### DIRECTIONS
Extract every line below that contains the word "extension".

Collected data entries:
☆ ☆ ☆ ☆ ☆
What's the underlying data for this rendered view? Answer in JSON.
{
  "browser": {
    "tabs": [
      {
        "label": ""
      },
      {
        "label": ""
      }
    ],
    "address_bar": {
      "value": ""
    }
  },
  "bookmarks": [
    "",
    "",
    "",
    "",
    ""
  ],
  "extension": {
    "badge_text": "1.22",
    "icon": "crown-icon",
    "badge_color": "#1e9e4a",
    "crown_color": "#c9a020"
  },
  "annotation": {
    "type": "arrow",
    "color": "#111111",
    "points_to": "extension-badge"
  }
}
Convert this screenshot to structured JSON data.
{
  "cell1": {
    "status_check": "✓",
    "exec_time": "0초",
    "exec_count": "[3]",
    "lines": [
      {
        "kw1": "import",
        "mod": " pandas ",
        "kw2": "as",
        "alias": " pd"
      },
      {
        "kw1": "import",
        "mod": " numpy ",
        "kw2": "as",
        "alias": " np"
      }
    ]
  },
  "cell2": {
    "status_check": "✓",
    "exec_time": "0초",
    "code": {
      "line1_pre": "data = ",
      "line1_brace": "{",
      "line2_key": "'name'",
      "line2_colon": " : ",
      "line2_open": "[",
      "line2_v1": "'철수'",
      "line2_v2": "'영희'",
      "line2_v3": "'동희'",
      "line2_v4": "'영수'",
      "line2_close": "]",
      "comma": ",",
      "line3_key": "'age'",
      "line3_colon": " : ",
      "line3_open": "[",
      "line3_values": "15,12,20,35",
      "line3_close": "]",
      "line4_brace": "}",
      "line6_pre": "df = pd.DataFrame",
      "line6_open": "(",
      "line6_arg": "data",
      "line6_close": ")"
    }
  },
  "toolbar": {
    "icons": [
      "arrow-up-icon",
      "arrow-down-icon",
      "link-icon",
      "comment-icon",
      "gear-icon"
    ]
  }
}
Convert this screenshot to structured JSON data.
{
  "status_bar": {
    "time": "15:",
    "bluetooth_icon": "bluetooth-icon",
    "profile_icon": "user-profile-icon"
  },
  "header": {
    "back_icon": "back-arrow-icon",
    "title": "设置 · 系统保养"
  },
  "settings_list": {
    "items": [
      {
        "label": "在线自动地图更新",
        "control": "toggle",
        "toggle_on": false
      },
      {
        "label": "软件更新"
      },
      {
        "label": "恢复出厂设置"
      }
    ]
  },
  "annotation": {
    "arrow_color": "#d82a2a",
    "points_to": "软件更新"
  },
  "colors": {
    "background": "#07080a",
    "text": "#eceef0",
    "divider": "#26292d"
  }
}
☆ ☆ ☆ ☆ ☆
### EXPECTED OUTPUT
  "extension": {
    "points_to": "extension-badge"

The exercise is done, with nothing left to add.